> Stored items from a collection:
########################################

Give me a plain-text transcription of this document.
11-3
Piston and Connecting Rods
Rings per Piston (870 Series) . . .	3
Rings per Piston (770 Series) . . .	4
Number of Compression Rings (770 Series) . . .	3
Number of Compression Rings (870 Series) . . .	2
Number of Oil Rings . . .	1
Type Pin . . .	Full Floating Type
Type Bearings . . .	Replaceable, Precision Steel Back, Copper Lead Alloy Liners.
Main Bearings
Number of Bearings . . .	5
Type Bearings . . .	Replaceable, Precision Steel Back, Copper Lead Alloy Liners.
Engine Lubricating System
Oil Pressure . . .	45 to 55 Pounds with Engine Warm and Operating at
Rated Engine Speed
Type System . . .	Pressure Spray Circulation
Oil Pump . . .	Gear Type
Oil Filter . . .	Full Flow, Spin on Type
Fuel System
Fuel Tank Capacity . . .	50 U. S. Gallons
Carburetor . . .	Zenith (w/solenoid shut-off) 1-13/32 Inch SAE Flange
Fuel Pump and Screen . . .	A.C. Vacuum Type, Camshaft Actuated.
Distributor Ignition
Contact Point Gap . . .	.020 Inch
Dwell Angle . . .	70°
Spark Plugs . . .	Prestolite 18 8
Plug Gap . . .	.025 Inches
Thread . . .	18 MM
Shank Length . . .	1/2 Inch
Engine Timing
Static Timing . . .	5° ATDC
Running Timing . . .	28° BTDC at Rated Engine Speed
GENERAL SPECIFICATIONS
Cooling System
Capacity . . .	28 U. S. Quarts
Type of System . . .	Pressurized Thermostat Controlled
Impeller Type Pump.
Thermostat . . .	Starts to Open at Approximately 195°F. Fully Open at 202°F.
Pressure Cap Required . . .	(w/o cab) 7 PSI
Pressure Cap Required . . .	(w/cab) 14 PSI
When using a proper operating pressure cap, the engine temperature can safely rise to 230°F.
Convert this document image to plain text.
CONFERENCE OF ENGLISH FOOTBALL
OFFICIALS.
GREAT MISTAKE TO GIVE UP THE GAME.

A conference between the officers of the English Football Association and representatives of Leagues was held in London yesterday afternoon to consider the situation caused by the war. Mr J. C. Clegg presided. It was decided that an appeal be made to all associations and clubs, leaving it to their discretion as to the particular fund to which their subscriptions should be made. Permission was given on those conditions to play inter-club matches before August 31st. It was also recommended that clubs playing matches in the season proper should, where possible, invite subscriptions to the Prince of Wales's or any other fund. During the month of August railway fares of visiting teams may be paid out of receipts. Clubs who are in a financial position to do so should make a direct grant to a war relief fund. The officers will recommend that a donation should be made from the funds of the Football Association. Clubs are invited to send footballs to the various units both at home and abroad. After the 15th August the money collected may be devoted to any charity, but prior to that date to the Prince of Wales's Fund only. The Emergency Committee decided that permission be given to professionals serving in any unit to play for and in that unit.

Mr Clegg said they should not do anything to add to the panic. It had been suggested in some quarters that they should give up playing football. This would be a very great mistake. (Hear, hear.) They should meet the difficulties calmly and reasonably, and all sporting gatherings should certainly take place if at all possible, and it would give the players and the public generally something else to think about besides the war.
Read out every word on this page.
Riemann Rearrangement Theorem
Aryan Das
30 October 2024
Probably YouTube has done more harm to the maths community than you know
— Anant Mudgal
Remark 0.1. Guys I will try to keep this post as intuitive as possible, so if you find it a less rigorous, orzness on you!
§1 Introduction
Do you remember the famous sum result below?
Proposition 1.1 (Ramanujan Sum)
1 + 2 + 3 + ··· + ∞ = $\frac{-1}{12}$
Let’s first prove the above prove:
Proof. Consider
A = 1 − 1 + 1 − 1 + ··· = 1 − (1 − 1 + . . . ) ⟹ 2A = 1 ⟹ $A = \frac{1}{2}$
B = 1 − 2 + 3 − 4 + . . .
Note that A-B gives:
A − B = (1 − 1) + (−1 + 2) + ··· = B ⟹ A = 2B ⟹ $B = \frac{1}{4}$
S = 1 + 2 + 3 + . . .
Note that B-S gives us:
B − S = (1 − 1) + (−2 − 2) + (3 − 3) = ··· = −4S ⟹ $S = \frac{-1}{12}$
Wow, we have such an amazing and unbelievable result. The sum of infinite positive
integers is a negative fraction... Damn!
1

########################################

> PROBLEM TO WORK ON: Look through the entries above; copy each line where the string "Speed" appears.

> ANSWER FOR THE TASK:
Rated Engine Speed
Running Timing . . .	28° BTDC at Rated Engine Speed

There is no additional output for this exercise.